### To be done
Write the material out again, line by line, exactly as it is.

### Source records

* begin *

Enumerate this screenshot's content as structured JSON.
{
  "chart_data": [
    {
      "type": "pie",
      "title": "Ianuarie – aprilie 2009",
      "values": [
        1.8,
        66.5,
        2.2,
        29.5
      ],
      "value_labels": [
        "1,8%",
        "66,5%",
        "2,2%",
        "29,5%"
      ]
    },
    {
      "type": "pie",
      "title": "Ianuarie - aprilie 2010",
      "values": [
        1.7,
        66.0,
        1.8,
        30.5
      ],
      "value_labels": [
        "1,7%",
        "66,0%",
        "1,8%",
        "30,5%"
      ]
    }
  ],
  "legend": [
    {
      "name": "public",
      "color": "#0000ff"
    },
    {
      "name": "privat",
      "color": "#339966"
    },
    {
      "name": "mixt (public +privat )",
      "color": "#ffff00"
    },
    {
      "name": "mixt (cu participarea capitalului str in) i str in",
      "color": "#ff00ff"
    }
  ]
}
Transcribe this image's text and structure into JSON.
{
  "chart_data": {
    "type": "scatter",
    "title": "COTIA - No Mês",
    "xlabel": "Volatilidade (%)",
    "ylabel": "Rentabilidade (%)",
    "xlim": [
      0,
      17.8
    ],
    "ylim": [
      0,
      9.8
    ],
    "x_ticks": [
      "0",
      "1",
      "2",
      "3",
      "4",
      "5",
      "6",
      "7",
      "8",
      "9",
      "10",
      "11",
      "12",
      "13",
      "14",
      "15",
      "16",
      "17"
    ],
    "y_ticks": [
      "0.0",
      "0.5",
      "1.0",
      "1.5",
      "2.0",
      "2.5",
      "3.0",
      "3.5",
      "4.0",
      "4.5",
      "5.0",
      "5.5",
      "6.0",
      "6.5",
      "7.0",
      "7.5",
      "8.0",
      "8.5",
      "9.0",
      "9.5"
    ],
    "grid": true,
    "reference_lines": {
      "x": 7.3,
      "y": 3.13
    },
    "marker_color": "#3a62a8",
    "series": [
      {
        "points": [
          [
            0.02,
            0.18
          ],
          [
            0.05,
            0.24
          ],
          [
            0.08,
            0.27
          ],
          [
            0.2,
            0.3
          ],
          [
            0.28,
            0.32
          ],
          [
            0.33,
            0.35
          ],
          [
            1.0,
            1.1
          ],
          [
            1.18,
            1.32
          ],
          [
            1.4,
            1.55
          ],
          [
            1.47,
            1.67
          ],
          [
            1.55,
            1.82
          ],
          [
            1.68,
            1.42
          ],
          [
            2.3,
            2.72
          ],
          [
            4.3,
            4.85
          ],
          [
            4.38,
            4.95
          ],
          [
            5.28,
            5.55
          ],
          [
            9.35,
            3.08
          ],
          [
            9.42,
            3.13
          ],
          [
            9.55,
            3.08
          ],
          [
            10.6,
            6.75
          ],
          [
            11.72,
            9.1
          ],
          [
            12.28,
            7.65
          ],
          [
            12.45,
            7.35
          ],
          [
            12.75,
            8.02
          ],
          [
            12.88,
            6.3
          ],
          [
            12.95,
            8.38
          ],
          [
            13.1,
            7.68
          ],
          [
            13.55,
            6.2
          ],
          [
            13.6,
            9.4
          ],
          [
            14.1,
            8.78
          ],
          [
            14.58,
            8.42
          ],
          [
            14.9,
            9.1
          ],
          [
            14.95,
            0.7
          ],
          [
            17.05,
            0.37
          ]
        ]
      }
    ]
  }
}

* end *

### Exercise solution
Enumerate this screenshot's content as structured JSON.
{
  "chart_data": [
    {
      "type": "pie",
      "title": "Ianuarie – aprilie 2009",
      "values": [
        1.8,
        66.5,
        2.2,
        29.5
      ],
      "value_labels": [
        "1,8%",
        "66,5%",
        "2,2%",
        "29,5%"
      ]
    },
    {
      "type": "pie",
      "title": "Ianuarie - aprilie 2010",
      "values": [
        1.7,
        66.0,
        1.8,
        30.5
      ],
      "value_labels": [
        "1,7%",
        "66,0%",
        "1,8%",
        "30,5%"
      ]
    }
  ],
  "legend": [
    {
      "name": "public",
      "color": "#0000ff"
    },
    {
      "name": "privat",
      "color": "#339966"
    },
    {
      "name": "mixt (public +privat )",
      "color": "#ffff00"
    },
    {
      "name": "mixt (cu participarea capitalului str in) i str in",
      "color": "#ff00ff"
    }
  ]
}
Transcribe this image's text and structure into JSON.
{
  "chart_data": {
    "type": "scatter",
    "title": "COTIA - No Mês",
    "xlabel": "Volatilidade (%)",
    "ylabel": "Rentabilidade (%)",
    "xlim": [
      0,
      17.8
    ],
    "ylim": [
      0,
      9.8
    ],
    "x_ticks": [
      "0",
      "1",
      "2",
      "3",
      "4",
      "5",
      "6",
      "7",
      "8",
      "9",
      "10",
      "11",
      "12",
      "13",
      "14",
      "15",
      "16",
      "17"
    ],
    "y_ticks": [
      "0.0",
      "0.5",
      "1.0",
      "1.5",
      "2.0",
      "2.5",
      "3.0",
      "3.5",
      "4.0",
      "4.5",
      "5.0",
      "5.5",
      "6.0",
      "6.5",
      "7.0",
      "7.5",
      "8.0",
      "8.5",
      "9.0",
      "9.5"
    ],
    "grid": true,
    "reference_lines": {
      "x": 7.3,
      "y": 3.13
    },
    "marker_color": "#3a62a8",
    "series": [
      {
        "points": [
          [
            0.02,
            0.18
          ],
          [
            0.05,
            0.24
          ],
          [
            0.08,
            0.27
          ],
          [
            0.2,
            0.3
          ],
          [
            0.28,
            0.32
          ],
          [
            0.33,
            0.35
          ],
          [
            1.0,
            1.1
          ],
          [
            1.18,
            1.32
          ],
          [
            1.4,
            1.55
          ],
          [
            1.47,
            1.67
          ],
          [
            1.55,
            1.82
          ],
          [
            1.68,
            1.42
          ],
          [
            2.3,
            2.72
          ],
          [
            4.3,
            4.85
          ],
          [
            4.38,
            4.95
          ],
          [
            5.28,
            5.55
          ],
          [
            9.35,
            3.08
          ],
          [
            9.42,
            3.13
          ],
          [
            9.55,
            3.08
          ],
          [
            10.6,
            6.75
          ],
          [
            11.72,
            9.1
          ],
          [
            12.28,
            7.65
          ],
          [
            12.45,
            7.35
          ],
          [
            12.75,
            8.02
          ],
          [
            12.88,
            6.3
          ],
          [
            12.95,
            8.38
          ],
          [
            13.1,
            7.68
          ],
          [
            13.55,
            6.2
          ],
          [
            13.6,
            9.4
          ],
          [
            14.1,
            8.78
          ],
          [
            14.58,
            8.42
          ],
          [
            14.9,
            9.1
          ],
          [
            14.95,
            0.7
          ],
          [
            17.05,
            0.37
          ]
        ]
      }
    ]
  }
}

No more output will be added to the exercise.